_Aim_
Reproduce every one of the rows below, word for word.

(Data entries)
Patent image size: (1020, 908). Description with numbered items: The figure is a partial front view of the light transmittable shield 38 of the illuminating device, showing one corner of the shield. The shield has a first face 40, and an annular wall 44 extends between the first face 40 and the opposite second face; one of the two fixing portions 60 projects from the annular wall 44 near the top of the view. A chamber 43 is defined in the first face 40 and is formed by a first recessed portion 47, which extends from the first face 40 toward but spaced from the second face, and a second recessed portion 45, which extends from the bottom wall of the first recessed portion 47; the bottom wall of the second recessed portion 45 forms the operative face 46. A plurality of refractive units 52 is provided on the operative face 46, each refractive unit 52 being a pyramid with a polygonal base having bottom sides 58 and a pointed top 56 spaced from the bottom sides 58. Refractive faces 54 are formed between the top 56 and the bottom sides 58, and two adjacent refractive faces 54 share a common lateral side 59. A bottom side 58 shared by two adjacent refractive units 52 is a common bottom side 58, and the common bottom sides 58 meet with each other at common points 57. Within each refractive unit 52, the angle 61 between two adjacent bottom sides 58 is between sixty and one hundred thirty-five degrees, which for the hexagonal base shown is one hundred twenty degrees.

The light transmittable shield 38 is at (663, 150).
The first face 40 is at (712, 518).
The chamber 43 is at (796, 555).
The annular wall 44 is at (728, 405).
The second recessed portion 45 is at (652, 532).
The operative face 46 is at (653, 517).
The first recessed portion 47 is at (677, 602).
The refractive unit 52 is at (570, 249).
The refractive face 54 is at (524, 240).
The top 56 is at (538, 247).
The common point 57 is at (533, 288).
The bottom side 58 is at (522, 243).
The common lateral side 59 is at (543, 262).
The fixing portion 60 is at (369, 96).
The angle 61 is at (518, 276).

_Complete answer_
Patent image size: (1020, 908). Description with numbered items: The figure is a partial front view of the light transmittable shield 38 of the illuminating device, showing one corner of the shield. The shield has a first face 40, and an annular wall 44 extends between the first face 40 and the opposite second face; one of the two fixing portions 60 projects from the annular wall 44 near the top of the view. A chamber 43 is defined in the first face 40 and is formed by a first recessed portion 47, which extends from the first face 40 toward but spaced from the second face, and a second recessed portion 45, which extends from the bottom wall of the first recessed portion 47; the bottom wall of the second recessed portion 45 forms the operative face 46. A plurality of refractive units 52 is provided on the operative face 46, each refractive unit 52 being a pyramid with a polygonal base having bottom sides 58 and a pointed top 56 spaced from the bottom sides 58. Refractive faces 54 are formed between the top 56 and the bottom sides 58, and two adjacent refractive faces 54 share a common lateral side 59. A bottom side 58 shared by two adjacent refractive units 52 is a common bottom side 58, and the common bottom sides 58 meet with each other at common points 57. Within each refractive unit 52, the angle 61 between two adjacent bottom sides 58 is between sixty and one hundred thirty-five degrees, which for the hexagonal base shown is one hundred twenty degrees.

The light transmittable shield 38 is at (663, 150).
The first face 40 is at (712, 518).
The chamber 43 is at (796, 555).
The annular wall 44 is at (728, 405).
The second recessed portion 45 is at (652, 532).
The operative face 46 is at (653, 517).
The first recessed portion 47 is at (677, 602).
The refractive unit 52 is at (570, 249).
The refractive face 54 is at (524, 240).
The top 56 is at (538, 247).
The common point 57 is at (533, 288).
The bottom side 58 is at (522, 243).
The common lateral side 59 is at (543, 262).
The fixing portion 60 is at (369, 96).
The angle 61 is at (518, 276).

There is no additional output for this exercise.